Output the records exactly as they appear, with no pictures included.
====== Entries shown
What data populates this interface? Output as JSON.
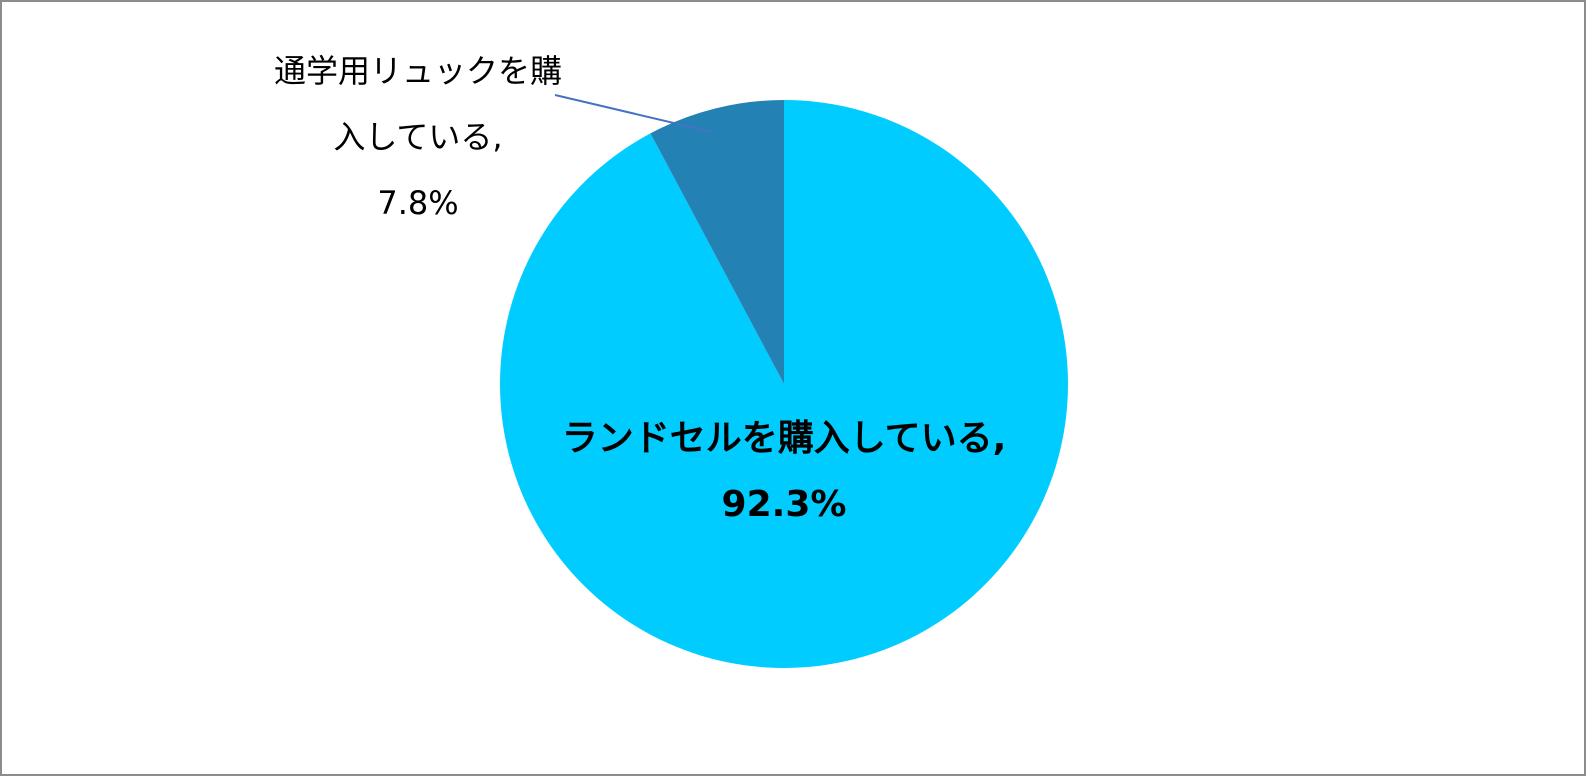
{
  "chart_data": {
    "type": "pie",
    "categories": [
      "ランドセルを購入している,",
      "通学用リュックを購入している,"
    ],
    "values": [
      92.3,
      7.8
    ],
    "value_labels": [
      "92.3%",
      "7.8%"
    ],
    "colors": [
      "#00ccff",
      "#2481b3"
    ]
  }
}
============
## Answer to this problem
What data populates this interface? Output as JSON.
{
  "chart_data": {
    "type": "pie",
    "categories": [
      "ランドセルを購入している,",
      "通学用リュックを購入している,"
    ],
    "values": [
      92.3,
      7.8
    ],
    "value_labels": [
      "92.3%",
      "7.8%"
    ],
    "colors": [
      "#00ccff",
      "#2481b3"
    ]
  }
}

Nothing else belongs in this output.